- [What needs to be done] Find the number of lines below in which the word "integratiebeleid" appears, and write that number only.

***** Recorded data *****

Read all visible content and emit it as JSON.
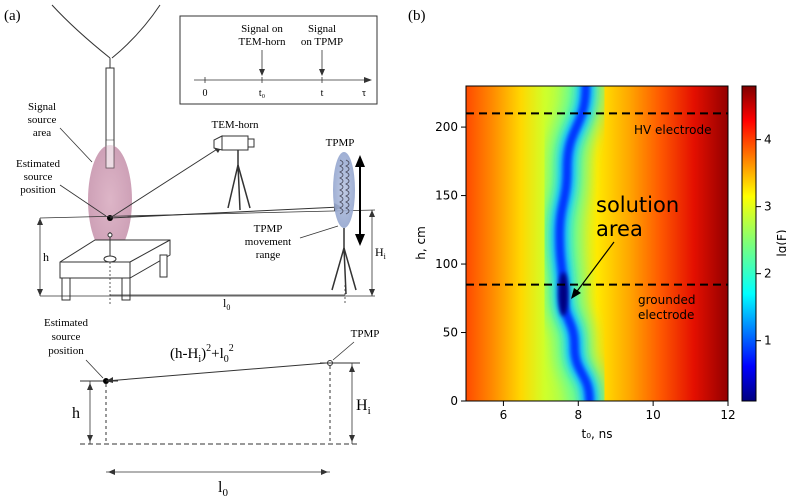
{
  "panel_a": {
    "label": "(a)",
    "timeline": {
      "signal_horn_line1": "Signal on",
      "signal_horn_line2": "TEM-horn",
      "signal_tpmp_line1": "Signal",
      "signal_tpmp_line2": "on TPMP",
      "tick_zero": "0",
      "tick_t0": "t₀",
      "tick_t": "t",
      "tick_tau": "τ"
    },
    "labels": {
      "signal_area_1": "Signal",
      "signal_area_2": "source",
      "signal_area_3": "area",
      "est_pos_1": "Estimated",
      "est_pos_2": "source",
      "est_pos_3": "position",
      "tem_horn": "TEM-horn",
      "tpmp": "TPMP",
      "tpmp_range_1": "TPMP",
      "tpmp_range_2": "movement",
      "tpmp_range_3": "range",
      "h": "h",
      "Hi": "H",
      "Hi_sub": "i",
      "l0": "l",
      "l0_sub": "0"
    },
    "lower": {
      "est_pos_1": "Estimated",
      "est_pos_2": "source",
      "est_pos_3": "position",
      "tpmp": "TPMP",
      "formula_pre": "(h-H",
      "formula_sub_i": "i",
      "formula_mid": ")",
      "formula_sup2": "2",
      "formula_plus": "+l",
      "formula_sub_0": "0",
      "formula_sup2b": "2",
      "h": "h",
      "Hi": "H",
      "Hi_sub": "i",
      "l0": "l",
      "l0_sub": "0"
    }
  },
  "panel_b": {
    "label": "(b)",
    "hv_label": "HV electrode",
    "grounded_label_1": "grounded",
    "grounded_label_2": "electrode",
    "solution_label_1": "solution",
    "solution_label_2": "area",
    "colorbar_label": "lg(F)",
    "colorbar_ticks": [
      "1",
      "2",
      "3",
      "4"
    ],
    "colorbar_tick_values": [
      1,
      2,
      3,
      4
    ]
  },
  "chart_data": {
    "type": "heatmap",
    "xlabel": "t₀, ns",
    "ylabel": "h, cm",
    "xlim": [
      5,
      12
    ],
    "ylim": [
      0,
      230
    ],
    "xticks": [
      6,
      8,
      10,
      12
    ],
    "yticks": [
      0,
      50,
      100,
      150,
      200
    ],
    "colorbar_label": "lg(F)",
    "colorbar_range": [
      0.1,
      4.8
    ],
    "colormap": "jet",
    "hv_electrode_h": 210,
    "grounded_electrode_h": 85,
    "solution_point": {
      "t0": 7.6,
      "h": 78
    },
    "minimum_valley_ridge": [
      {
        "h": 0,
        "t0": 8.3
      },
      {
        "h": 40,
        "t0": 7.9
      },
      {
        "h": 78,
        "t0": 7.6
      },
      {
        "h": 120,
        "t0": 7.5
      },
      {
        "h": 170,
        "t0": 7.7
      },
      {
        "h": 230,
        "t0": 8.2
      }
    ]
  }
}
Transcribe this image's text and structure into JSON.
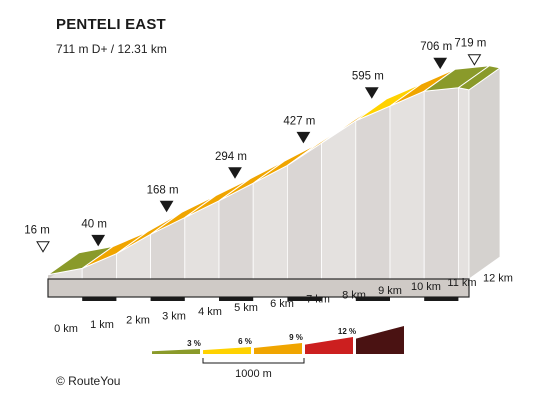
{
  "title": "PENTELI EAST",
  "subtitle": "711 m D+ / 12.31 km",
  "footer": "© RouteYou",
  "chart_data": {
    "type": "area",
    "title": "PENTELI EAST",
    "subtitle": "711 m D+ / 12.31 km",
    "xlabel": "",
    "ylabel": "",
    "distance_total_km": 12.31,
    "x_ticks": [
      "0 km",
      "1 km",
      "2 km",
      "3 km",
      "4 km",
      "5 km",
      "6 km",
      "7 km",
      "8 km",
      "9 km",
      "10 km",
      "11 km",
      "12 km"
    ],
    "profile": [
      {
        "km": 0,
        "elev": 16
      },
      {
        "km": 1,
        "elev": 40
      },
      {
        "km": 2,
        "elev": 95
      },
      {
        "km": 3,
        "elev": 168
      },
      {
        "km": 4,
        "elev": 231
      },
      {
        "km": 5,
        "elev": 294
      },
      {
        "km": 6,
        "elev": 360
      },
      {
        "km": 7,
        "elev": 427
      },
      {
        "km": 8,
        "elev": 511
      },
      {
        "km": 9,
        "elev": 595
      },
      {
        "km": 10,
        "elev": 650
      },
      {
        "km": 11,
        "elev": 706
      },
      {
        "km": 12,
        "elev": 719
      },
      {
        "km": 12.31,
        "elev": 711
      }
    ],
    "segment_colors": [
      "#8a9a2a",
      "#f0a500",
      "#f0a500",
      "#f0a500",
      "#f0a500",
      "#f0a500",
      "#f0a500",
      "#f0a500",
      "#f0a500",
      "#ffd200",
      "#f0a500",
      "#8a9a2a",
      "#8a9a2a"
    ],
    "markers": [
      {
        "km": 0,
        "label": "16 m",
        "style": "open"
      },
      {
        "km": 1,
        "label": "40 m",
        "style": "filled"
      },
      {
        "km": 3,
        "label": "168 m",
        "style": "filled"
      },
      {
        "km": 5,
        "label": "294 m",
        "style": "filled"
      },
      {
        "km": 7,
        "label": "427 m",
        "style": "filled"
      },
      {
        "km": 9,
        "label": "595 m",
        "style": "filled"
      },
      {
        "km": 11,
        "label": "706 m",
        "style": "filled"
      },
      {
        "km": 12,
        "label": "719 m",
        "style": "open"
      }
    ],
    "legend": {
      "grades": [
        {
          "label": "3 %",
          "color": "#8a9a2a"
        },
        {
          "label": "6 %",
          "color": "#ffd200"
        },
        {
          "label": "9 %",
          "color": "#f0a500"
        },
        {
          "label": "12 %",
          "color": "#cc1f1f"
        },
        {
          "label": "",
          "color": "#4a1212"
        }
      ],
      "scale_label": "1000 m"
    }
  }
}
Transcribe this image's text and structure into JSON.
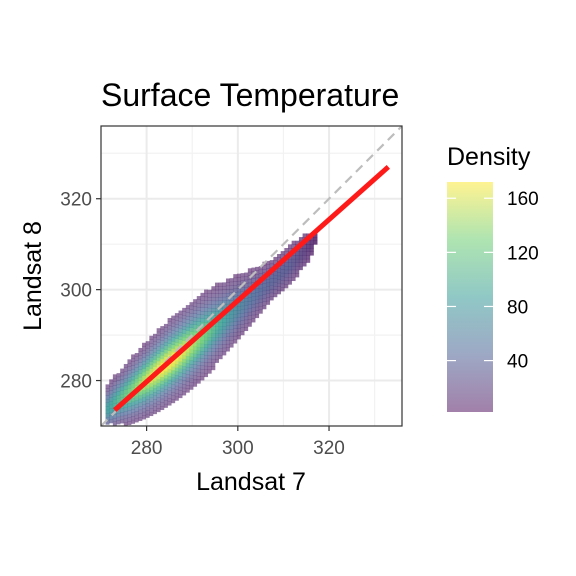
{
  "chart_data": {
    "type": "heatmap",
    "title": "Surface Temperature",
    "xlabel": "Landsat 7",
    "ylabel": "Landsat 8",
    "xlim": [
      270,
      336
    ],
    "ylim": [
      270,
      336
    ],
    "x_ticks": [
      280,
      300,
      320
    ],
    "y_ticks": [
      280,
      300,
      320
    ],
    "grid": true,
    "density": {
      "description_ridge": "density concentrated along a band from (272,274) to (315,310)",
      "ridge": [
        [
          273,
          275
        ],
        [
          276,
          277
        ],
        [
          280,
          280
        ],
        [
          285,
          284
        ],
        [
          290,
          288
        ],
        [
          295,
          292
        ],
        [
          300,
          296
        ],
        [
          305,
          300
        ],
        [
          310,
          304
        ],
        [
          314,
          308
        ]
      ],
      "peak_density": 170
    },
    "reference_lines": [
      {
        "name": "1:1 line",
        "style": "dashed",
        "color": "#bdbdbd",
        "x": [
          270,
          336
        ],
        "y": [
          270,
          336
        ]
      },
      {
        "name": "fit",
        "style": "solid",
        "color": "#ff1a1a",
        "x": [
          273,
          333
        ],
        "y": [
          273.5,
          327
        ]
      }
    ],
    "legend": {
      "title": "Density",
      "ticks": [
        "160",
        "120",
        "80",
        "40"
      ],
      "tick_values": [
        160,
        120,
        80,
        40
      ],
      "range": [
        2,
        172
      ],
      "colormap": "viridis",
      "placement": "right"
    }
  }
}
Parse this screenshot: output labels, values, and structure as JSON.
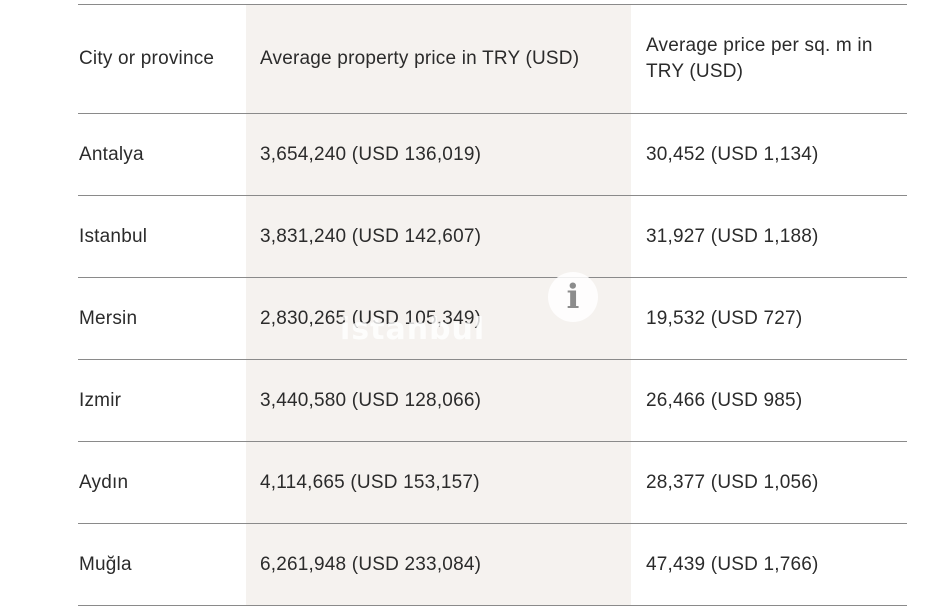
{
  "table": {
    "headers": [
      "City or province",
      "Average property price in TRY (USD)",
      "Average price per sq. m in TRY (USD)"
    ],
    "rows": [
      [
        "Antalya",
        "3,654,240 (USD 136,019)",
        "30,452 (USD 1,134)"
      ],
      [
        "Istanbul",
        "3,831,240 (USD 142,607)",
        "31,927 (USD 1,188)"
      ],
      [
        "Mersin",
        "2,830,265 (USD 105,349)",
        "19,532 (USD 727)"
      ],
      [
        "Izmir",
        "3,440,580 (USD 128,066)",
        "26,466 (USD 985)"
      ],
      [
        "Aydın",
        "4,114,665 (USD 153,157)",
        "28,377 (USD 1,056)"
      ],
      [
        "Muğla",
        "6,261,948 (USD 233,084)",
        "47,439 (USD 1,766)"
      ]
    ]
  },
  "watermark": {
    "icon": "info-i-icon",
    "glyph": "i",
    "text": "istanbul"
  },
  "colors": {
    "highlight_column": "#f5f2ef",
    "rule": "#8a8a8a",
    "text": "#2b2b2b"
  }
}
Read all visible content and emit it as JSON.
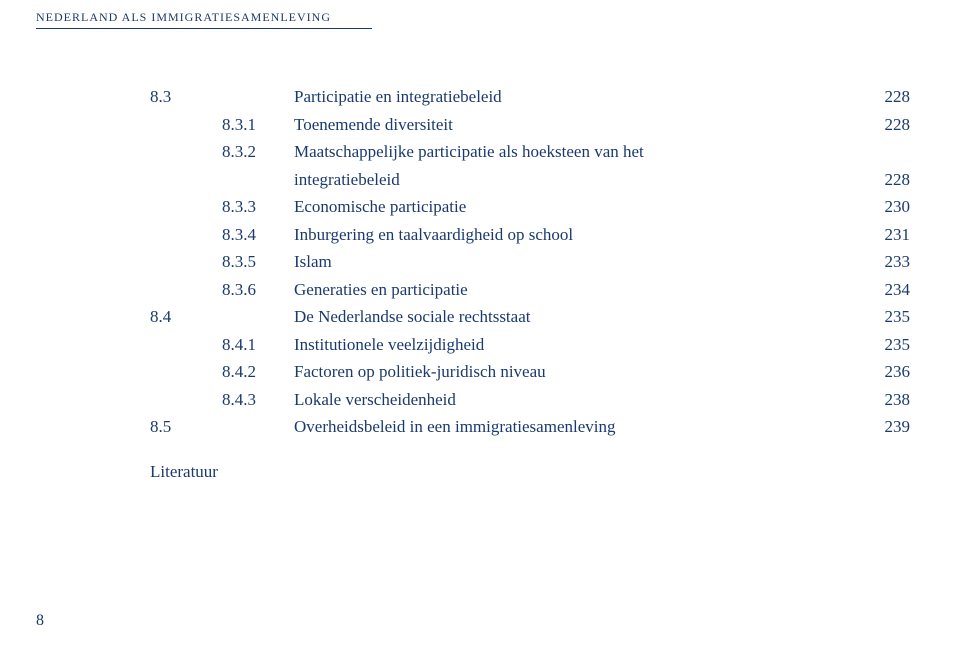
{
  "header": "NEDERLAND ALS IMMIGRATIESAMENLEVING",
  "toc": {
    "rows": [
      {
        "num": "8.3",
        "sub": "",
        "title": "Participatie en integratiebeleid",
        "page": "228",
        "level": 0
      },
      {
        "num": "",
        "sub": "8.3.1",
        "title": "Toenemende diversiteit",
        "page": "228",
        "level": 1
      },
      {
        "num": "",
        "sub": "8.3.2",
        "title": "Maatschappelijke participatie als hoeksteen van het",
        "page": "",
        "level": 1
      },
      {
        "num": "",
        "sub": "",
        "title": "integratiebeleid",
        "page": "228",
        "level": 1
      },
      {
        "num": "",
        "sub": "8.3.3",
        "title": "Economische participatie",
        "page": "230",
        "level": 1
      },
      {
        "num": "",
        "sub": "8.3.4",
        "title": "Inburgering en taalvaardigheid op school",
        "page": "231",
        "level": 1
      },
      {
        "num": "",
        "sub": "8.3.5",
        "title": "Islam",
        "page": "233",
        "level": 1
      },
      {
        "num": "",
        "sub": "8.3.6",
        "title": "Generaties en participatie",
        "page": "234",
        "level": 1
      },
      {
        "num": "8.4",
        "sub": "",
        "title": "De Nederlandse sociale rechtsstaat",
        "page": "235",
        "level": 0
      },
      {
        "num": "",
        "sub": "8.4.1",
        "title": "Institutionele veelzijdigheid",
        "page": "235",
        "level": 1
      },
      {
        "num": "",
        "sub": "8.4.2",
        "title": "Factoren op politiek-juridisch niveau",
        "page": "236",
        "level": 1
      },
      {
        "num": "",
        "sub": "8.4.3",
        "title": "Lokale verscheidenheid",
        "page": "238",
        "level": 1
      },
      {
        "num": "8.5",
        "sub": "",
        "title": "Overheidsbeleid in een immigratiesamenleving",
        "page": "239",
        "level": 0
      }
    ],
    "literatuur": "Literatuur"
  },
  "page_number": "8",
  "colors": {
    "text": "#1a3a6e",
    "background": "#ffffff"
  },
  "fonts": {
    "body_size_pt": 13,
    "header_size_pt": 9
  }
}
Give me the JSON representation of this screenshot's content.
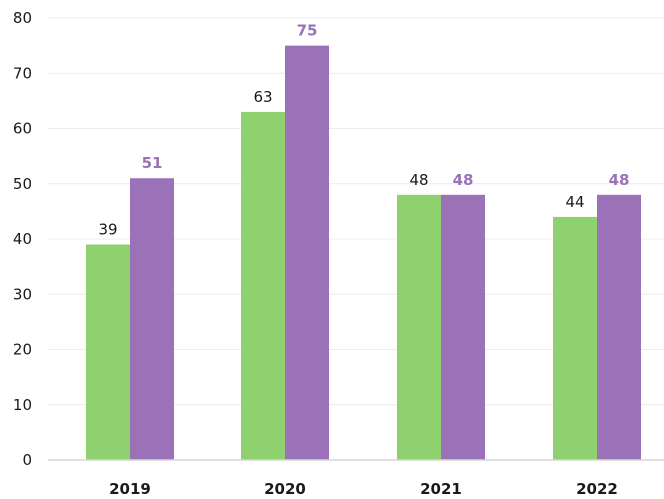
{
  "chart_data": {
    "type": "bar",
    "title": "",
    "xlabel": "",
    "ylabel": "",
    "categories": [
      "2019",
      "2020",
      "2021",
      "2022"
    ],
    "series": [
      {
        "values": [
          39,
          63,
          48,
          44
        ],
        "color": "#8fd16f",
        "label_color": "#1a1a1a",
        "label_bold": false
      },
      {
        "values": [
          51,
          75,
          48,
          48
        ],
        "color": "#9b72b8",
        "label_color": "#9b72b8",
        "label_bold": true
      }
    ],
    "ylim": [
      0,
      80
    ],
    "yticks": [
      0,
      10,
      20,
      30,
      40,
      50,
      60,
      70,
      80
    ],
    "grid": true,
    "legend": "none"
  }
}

*****

- [Exercise answer] 2